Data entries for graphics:
------------------------------------------------
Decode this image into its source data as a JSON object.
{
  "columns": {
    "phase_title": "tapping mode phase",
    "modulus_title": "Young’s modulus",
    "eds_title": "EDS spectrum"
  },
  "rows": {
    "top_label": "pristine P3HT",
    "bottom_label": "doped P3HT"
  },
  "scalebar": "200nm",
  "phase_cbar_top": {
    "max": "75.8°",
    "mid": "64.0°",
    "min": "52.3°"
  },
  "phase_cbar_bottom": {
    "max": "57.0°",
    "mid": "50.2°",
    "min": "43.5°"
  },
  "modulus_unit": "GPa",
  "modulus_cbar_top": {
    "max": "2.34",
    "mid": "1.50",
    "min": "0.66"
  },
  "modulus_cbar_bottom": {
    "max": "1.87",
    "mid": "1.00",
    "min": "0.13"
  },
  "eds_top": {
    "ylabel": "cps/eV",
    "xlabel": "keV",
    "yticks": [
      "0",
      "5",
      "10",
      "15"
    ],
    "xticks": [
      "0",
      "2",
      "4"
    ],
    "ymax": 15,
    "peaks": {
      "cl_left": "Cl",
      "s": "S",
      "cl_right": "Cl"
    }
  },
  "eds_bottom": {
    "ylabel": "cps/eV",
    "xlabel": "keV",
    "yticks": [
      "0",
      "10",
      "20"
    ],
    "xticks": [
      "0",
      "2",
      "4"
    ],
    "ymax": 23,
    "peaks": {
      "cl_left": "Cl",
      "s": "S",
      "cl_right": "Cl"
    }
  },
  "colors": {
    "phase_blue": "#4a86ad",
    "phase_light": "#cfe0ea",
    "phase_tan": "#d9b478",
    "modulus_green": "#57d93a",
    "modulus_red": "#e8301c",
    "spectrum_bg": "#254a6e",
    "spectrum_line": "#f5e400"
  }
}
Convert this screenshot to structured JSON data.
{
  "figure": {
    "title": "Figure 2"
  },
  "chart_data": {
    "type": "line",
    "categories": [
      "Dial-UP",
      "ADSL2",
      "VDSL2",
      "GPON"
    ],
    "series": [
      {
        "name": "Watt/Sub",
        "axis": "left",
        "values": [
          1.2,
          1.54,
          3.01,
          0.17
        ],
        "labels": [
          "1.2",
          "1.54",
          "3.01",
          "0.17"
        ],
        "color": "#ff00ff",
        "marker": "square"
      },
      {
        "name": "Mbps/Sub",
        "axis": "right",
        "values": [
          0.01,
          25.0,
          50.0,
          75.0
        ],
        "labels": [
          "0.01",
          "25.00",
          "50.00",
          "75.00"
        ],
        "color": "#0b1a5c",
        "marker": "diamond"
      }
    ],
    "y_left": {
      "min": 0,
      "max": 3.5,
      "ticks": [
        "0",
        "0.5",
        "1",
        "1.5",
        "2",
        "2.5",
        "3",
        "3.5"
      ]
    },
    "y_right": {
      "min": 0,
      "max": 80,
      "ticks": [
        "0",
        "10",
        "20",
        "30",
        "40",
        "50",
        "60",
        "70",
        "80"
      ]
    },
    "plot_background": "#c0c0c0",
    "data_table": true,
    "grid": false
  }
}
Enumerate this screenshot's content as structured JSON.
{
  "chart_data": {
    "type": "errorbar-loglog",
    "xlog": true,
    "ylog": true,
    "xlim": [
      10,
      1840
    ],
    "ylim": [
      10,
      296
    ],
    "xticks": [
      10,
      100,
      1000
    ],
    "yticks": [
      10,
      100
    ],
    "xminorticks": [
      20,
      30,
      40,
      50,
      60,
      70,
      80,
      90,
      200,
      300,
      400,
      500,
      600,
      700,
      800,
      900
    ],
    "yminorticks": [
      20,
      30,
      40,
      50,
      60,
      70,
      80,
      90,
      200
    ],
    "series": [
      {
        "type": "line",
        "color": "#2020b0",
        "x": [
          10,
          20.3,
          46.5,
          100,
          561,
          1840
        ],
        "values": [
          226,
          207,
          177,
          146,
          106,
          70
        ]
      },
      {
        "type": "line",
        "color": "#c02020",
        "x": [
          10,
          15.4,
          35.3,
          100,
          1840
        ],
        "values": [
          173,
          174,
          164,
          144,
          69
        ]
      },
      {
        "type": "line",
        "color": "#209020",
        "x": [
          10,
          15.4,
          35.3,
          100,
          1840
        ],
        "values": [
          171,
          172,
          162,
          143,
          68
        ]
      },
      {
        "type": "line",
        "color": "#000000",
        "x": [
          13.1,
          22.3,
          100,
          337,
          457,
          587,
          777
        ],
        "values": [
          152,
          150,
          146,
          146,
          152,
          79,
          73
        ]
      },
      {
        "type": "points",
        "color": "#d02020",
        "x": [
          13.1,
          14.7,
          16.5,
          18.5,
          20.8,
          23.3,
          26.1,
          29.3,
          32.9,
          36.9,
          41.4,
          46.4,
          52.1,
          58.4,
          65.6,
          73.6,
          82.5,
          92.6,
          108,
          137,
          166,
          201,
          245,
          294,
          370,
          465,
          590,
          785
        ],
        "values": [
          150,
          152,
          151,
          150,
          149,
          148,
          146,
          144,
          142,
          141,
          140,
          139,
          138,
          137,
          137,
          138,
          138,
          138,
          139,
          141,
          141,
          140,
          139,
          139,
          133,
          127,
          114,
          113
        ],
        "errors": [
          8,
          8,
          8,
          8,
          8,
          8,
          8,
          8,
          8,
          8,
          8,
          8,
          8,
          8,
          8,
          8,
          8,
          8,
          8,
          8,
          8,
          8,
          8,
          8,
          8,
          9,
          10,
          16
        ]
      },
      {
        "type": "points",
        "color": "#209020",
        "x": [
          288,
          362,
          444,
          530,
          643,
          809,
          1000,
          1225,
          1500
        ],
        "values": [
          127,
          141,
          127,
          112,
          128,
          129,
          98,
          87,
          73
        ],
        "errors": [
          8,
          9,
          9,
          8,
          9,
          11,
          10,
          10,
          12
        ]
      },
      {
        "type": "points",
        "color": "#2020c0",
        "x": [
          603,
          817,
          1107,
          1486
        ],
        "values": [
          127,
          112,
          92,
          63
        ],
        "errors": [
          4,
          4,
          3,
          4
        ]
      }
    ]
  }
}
------------------------------------------------
Goal: Print out every record again, exactly and in full.

Full output:
Decode this image into its source data as a JSON object.
{
  "columns": {
    "phase_title": "tapping mode phase",
    "modulus_title": "Young’s modulus",
    "eds_title": "EDS spectrum"
  },
  "rows": {
    "top_label": "pristine P3HT",
    "bottom_label": "doped P3HT"
  },
  "scalebar": "200nm",
  "phase_cbar_top": {
    "max": "75.8°",
    "mid": "64.0°",
    "min": "52.3°"
  },
  "phase_cbar_bottom": {
    "max": "57.0°",
    "mid": "50.2°",
    "min": "43.5°"
  },
  "modulus_unit": "GPa",
  "modulus_cbar_top": {
    "max": "2.34",
    "mid": "1.50",
    "min": "0.66"
  },
  "modulus_cbar_bottom": {
    "max": "1.87",
    "mid": "1.00",
    "min": "0.13"
  },
  "eds_top": {
    "ylabel": "cps/eV",
    "xlabel": "keV",
    "yticks": [
      "0",
      "5",
      "10",
      "15"
    ],
    "xticks": [
      "0",
      "2",
      "4"
    ],
    "ymax": 15,
    "peaks": {
      "cl_left": "Cl",
      "s": "S",
      "cl_right": "Cl"
    }
  },
  "eds_bottom": {
    "ylabel": "cps/eV",
    "xlabel": "keV",
    "yticks": [
      "0",
      "10",
      "20"
    ],
    "xticks": [
      "0",
      "2",
      "4"
    ],
    "ymax": 23,
    "peaks": {
      "cl_left": "Cl",
      "s": "S",
      "cl_right": "Cl"
    }
  },
  "colors": {
    "phase_blue": "#4a86ad",
    "phase_light": "#cfe0ea",
    "phase_tan": "#d9b478",
    "modulus_green": "#57d93a",
    "modulus_red": "#e8301c",
    "spectrum_bg": "#254a6e",
    "spectrum_line": "#f5e400"
  }
}
Convert this screenshot to structured JSON data.
{
  "figure": {
    "title": "Figure 2"
  },
  "chart_data": {
    "type": "line",
    "categories": [
      "Dial-UP",
      "ADSL2",
      "VDSL2",
      "GPON"
    ],
    "series": [
      {
        "name": "Watt/Sub",
        "axis": "left",
        "values": [
          1.2,
          1.54,
          3.01,
          0.17
        ],
        "labels": [
          "1.2",
          "1.54",
          "3.01",
          "0.17"
        ],
        "color": "#ff00ff",
        "marker": "square"
      },
      {
        "name": "Mbps/Sub",
        "axis": "right",
        "values": [
          0.01,
          25.0,
          50.0,
          75.0
        ],
        "labels": [
          "0.01",
          "25.00",
          "50.00",
          "75.00"
        ],
        "color": "#0b1a5c",
        "marker": "diamond"
      }
    ],
    "y_left": {
      "min": 0,
      "max": 3.5,
      "ticks": [
        "0",
        "0.5",
        "1",
        "1.5",
        "2",
        "2.5",
        "3",
        "3.5"
      ]
    },
    "y_right": {
      "min": 0,
      "max": 80,
      "ticks": [
        "0",
        "10",
        "20",
        "30",
        "40",
        "50",
        "60",
        "70",
        "80"
      ]
    },
    "plot_background": "#c0c0c0",
    "data_table": true,
    "grid": false
  }
}
Enumerate this screenshot's content as structured JSON.
{
  "chart_data": {
    "type": "errorbar-loglog",
    "xlog": true,
    "ylog": true,
    "xlim": [
      10,
      1840
    ],
    "ylim": [
      10,
      296
    ],
    "xticks": [
      10,
      100,
      1000
    ],
    "yticks": [
      10,
      100
    ],
    "xminorticks": [
      20,
      30,
      40,
      50,
      60,
      70,
      80,
      90,
      200,
      300,
      400,
      500,
      600,
      700,
      800,
      900
    ],
    "yminorticks": [
      20,
      30,
      40,
      50,
      60,
      70,
      80,
      90,
      200
    ],
    "series": [
      {
        "type": "line",
        "color": "#2020b0",
        "x": [
          10,
          20.3,
          46.5,
          100,
          561,
          1840
        ],
        "values": [
          226,
          207,
          177,
          146,
          106,
          70
        ]
      },
      {
        "type": "line",
        "color": "#c02020",
        "x": [
          10,
          15.4,
          35.3,
          100,
          1840
        ],
        "values": [
          173,
          174,
          164,
          144,
          69
        ]
      },
      {
        "type": "line",
        "color": "#209020",
        "x": [
          10,
          15.4,
          35.3,
          100,
          1840
        ],
        "values": [
          171,
          172,
          162,
          143,
          68
        ]
      },
      {
        "type": "line",
        "color": "#000000",
        "x": [
          13.1,
          22.3,
          100,
          337,
          457,
          587,
          777
        ],
        "values": [
          152,
          150,
          146,
          146,
          152,
          79,
          73
        ]
      },
      {
        "type": "points",
        "color": "#d02020",
        "x": [
          13.1,
          14.7,
          16.5,
          18.5,
          20.8,
          23.3,
          26.1,
          29.3,
          32.9,
          36.9,
          41.4,
          46.4,
          52.1,
          58.4,
          65.6,
          73.6,
          82.5,
          92.6,
          108,
          137,
          166,
          201,
          245,
          294,
          370,
          465,
          590,
          785
        ],
        "values": [
          150,
          152,
          151,
          150,
          149,
          148,
          146,
          144,
          142,
          141,
          140,
          139,
          138,
          137,
          137,
          138,
          138,
          138,
          139,
          141,
          141,
          140,
          139,
          139,
          133,
          127,
          114,
          113
        ],
        "errors": [
          8,
          8,
          8,
          8,
          8,
          8,
          8,
          8,
          8,
          8,
          8,
          8,
          8,
          8,
          8,
          8,
          8,
          8,
          8,
          8,
          8,
          8,
          8,
          8,
          8,
          9,
          10,
          16
        ]
      },
      {
        "type": "points",
        "color": "#209020",
        "x": [
          288,
          362,
          444,
          530,
          643,
          809,
          1000,
          1225,
          1500
        ],
        "values": [
          127,
          141,
          127,
          112,
          128,
          129,
          98,
          87,
          73
        ],
        "errors": [
          8,
          9,
          9,
          8,
          9,
          11,
          10,
          10,
          12
        ]
      },
      {
        "type": "points",
        "color": "#2020c0",
        "x": [
          603,
          817,
          1107,
          1486
        ],
        "values": [
          127,
          112,
          92,
          63
        ],
        "errors": [
          4,
          4,
          3,
          4
        ]
      }
    ]
  }
}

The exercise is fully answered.